▸ Objective: Extract every line from the rows below and reproduce each one character for character, with nothing altered or left out.

▸ Data provided:
START

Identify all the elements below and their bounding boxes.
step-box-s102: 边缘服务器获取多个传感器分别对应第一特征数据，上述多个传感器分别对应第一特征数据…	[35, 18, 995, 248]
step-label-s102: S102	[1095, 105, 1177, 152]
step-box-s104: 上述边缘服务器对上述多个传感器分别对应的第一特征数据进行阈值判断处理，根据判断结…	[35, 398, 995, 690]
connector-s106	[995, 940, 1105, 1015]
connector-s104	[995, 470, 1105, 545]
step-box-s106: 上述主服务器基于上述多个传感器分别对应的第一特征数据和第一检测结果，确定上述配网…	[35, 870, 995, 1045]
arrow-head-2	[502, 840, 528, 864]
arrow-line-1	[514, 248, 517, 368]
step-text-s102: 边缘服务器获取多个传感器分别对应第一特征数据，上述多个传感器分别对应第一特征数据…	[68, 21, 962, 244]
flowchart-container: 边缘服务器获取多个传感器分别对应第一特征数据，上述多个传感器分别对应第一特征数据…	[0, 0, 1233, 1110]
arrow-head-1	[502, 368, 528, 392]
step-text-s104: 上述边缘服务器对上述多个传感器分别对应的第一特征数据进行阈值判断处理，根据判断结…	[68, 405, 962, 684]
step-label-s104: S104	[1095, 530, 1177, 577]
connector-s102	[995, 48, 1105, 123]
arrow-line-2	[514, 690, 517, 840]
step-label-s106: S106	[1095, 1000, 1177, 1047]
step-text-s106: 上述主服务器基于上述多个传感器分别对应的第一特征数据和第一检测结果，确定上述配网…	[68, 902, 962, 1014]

END

▸ In response:
Identify all the elements below and their bounding boxes.
step-box-s102: 边缘服务器获取多个传感器分别对应第一特征数据，上述多个传感器分别对应第一特征数据…	[35, 18, 995, 248]
step-label-s102: S102	[1095, 105, 1177, 152]
step-box-s104: 上述边缘服务器对上述多个传感器分别对应的第一特征数据进行阈值判断处理，根据判断结…	[35, 398, 995, 690]
connector-s106	[995, 940, 1105, 1015]
connector-s104	[995, 470, 1105, 545]
step-box-s106: 上述主服务器基于上述多个传感器分别对应的第一特征数据和第一检测结果，确定上述配网…	[35, 870, 995, 1045]
arrow-head-2	[502, 840, 528, 864]
arrow-line-1	[514, 248, 517, 368]
step-text-s102: 边缘服务器获取多个传感器分别对应第一特征数据，上述多个传感器分别对应第一特征数据…	[68, 21, 962, 244]
flowchart-container: 边缘服务器获取多个传感器分别对应第一特征数据，上述多个传感器分别对应第一特征数据…	[0, 0, 1233, 1110]
arrow-head-1	[502, 368, 528, 392]
step-text-s104: 上述边缘服务器对上述多个传感器分别对应的第一特征数据进行阈值判断处理，根据判断结…	[68, 405, 962, 684]
step-label-s104: S104	[1095, 530, 1177, 577]
connector-s102	[995, 48, 1105, 123]
arrow-line-2	[514, 690, 517, 840]
step-label-s106: S106	[1095, 1000, 1177, 1047]
step-text-s106: 上述主服务器基于上述多个传感器分别对应的第一特征数据和第一检测结果，确定上述配网…	[68, 902, 962, 1014]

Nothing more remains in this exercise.